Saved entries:
## start
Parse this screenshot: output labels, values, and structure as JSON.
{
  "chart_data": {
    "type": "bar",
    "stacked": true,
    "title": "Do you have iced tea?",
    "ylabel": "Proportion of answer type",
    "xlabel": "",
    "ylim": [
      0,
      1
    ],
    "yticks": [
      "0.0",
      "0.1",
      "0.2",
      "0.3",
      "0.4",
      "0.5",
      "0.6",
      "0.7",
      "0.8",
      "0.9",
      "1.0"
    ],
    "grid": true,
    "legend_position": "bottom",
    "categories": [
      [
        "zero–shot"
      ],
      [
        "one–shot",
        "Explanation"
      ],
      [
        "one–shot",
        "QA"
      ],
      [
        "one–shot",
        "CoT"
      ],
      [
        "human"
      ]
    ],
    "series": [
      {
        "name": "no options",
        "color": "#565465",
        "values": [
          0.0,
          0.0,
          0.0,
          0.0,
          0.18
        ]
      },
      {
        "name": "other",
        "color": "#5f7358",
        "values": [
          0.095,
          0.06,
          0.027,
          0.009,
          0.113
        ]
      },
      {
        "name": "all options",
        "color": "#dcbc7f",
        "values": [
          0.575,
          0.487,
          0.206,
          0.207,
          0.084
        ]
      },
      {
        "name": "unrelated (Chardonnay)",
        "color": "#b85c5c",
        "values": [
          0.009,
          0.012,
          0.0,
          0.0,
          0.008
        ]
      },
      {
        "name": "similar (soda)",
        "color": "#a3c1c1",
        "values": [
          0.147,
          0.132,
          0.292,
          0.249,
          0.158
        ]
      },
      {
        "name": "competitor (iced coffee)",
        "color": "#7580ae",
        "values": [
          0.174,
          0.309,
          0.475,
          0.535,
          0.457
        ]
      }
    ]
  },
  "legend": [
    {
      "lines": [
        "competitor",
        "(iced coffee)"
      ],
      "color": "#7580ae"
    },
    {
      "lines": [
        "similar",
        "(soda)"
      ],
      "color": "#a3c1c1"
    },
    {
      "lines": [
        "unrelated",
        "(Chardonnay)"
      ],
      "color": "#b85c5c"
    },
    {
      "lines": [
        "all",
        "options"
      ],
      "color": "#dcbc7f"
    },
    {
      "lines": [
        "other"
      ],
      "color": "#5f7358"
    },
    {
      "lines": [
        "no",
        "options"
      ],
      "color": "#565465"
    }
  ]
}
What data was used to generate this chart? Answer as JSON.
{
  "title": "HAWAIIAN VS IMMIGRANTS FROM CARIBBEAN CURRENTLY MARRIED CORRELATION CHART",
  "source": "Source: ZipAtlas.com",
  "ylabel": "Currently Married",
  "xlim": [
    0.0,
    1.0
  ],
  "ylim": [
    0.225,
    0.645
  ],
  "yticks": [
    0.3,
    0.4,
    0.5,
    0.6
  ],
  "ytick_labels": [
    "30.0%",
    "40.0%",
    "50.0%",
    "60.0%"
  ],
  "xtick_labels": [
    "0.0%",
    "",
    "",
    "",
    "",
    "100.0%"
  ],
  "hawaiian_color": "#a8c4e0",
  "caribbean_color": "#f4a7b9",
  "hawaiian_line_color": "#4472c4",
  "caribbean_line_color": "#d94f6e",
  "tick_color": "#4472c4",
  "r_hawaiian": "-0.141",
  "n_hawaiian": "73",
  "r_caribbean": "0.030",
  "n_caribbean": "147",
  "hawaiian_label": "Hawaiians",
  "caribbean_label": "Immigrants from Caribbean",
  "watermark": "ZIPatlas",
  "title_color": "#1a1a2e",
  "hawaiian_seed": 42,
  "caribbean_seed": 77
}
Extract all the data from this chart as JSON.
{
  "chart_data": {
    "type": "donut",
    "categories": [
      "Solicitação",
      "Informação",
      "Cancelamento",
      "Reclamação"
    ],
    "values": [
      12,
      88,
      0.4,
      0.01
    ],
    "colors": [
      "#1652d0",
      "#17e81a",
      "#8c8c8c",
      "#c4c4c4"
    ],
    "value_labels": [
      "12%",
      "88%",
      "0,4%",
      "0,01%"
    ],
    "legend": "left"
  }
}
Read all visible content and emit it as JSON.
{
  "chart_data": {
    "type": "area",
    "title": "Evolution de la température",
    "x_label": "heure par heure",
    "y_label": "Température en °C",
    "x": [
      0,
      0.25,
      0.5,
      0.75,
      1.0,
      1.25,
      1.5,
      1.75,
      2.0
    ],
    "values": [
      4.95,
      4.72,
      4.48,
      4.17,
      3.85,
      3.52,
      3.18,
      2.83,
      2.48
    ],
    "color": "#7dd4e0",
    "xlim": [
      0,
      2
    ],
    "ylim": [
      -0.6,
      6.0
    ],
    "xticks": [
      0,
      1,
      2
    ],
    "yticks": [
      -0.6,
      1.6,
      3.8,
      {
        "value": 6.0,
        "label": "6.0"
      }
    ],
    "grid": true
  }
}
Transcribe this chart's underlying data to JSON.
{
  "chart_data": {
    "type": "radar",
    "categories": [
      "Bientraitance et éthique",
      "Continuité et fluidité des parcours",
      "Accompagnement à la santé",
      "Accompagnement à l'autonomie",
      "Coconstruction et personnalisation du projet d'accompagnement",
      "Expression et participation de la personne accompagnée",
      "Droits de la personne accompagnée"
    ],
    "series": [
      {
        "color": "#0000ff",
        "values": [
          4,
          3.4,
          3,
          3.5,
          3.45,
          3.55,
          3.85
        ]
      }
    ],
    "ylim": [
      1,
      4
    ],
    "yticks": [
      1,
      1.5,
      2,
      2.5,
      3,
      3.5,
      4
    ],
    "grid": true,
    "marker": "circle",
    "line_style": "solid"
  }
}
## end
Short task: Write the data from above out again, exactly.

Completed exercise:
Parse this screenshot: output labels, values, and structure as JSON.
{
  "chart_data": {
    "type": "bar",
    "stacked": true,
    "title": "Do you have iced tea?",
    "ylabel": "Proportion of answer type",
    "xlabel": "",
    "ylim": [
      0,
      1
    ],
    "yticks": [
      "0.0",
      "0.1",
      "0.2",
      "0.3",
      "0.4",
      "0.5",
      "0.6",
      "0.7",
      "0.8",
      "0.9",
      "1.0"
    ],
    "grid": true,
    "legend_position": "bottom",
    "categories": [
      [
        "zero–shot"
      ],
      [
        "one–shot",
        "Explanation"
      ],
      [
        "one–shot",
        "QA"
      ],
      [
        "one–shot",
        "CoT"
      ],
      [
        "human"
      ]
    ],
    "series": [
      {
        "name": "no options",
        "color": "#565465",
        "values": [
          0.0,
          0.0,
          0.0,
          0.0,
          0.18
        ]
      },
      {
        "name": "other",
        "color": "#5f7358",
        "values": [
          0.095,
          0.06,
          0.027,
          0.009,
          0.113
        ]
      },
      {
        "name": "all options",
        "color": "#dcbc7f",
        "values": [
          0.575,
          0.487,
          0.206,
          0.207,
          0.084
        ]
      },
      {
        "name": "unrelated (Chardonnay)",
        "color": "#b85c5c",
        "values": [
          0.009,
          0.012,
          0.0,
          0.0,
          0.008
        ]
      },
      {
        "name": "similar (soda)",
        "color": "#a3c1c1",
        "values": [
          0.147,
          0.132,
          0.292,
          0.249,
          0.158
        ]
      },
      {
        "name": "competitor (iced coffee)",
        "color": "#7580ae",
        "values": [
          0.174,
          0.309,
          0.475,
          0.535,
          0.457
        ]
      }
    ]
  },
  "legend": [
    {
      "lines": [
        "competitor",
        "(iced coffee)"
      ],
      "color": "#7580ae"
    },
    {
      "lines": [
        "similar",
        "(soda)"
      ],
      "color": "#a3c1c1"
    },
    {
      "lines": [
        "unrelated",
        "(Chardonnay)"
      ],
      "color": "#b85c5c"
    },
    {
      "lines": [
        "all",
        "options"
      ],
      "color": "#dcbc7f"
    },
    {
      "lines": [
        "other"
      ],
      "color": "#5f7358"
    },
    {
      "lines": [
        "no",
        "options"
      ],
      "color": "#565465"
    }
  ]
}
What data was used to generate this chart? Answer as JSON.
{
  "title": "HAWAIIAN VS IMMIGRANTS FROM CARIBBEAN CURRENTLY MARRIED CORRELATION CHART",
  "source": "Source: ZipAtlas.com",
  "ylabel": "Currently Married",
  "xlim": [
    0.0,
    1.0
  ],
  "ylim": [
    0.225,
    0.645
  ],
  "yticks": [
    0.3,
    0.4,
    0.5,
    0.6
  ],
  "ytick_labels": [
    "30.0%",
    "40.0%",
    "50.0%",
    "60.0%"
  ],
  "xtick_labels": [
    "0.0%",
    "",
    "",
    "",
    "",
    "100.0%"
  ],
  "hawaiian_color": "#a8c4e0",
  "caribbean_color": "#f4a7b9",
  "hawaiian_line_color": "#4472c4",
  "caribbean_line_color": "#d94f6e",
  "tick_color": "#4472c4",
  "r_hawaiian": "-0.141",
  "n_hawaiian": "73",
  "r_caribbean": "0.030",
  "n_caribbean": "147",
  "hawaiian_label": "Hawaiians",
  "caribbean_label": "Immigrants from Caribbean",
  "watermark": "ZIPatlas",
  "title_color": "#1a1a2e",
  "hawaiian_seed": 42,
  "caribbean_seed": 77
}
Extract all the data from this chart as JSON.
{
  "chart_data": {
    "type": "donut",
    "categories": [
      "Solicitação",
      "Informação",
      "Cancelamento",
      "Reclamação"
    ],
    "values": [
      12,
      88,
      0.4,
      0.01
    ],
    "colors": [
      "#1652d0",
      "#17e81a",
      "#8c8c8c",
      "#c4c4c4"
    ],
    "value_labels": [
      "12%",
      "88%",
      "0,4%",
      "0,01%"
    ],
    "legend": "left"
  }
}
Read all visible content and emit it as JSON.
{
  "chart_data": {
    "type": "area",
    "title": "Evolution de la température",
    "x_label": "heure par heure",
    "y_label": "Température en °C",
    "x": [
      0,
      0.25,
      0.5,
      0.75,
      1.0,
      1.25,
      1.5,
      1.75,
      2.0
    ],
    "values": [
      4.95,
      4.72,
      4.48,
      4.17,
      3.85,
      3.52,
      3.18,
      2.83,
      2.48
    ],
    "color": "#7dd4e0",
    "xlim": [
      0,
      2
    ],
    "ylim": [
      -0.6,
      6.0
    ],
    "xticks": [
      0,
      1,
      2
    ],
    "yticks": [
      -0.6,
      1.6,
      3.8,
      {
        "value": 6.0,
        "label": "6.0"
      }
    ],
    "grid": true
  }
}
Transcribe this chart's underlying data to JSON.
{
  "chart_data": {
    "type": "radar",
    "categories": [
      "Bientraitance et éthique",
      "Continuité et fluidité des parcours",
      "Accompagnement à la santé",
      "Accompagnement à l'autonomie",
      "Coconstruction et personnalisation du projet d'accompagnement",
      "Expression et participation de la personne accompagnée",
      "Droits de la personne accompagnée"
    ],
    "series": [
      {
        "color": "#0000ff",
        "values": [
          4,
          3.4,
          3,
          3.5,
          3.45,
          3.55,
          3.85
        ]
      }
    ],
    "ylim": [
      1,
      4
    ],
    "yticks": [
      1,
      1.5,
      2,
      2.5,
      3,
      3.5,
      4
    ],
    "grid": true,
    "marker": "circle",
    "line_style": "solid"
  }
}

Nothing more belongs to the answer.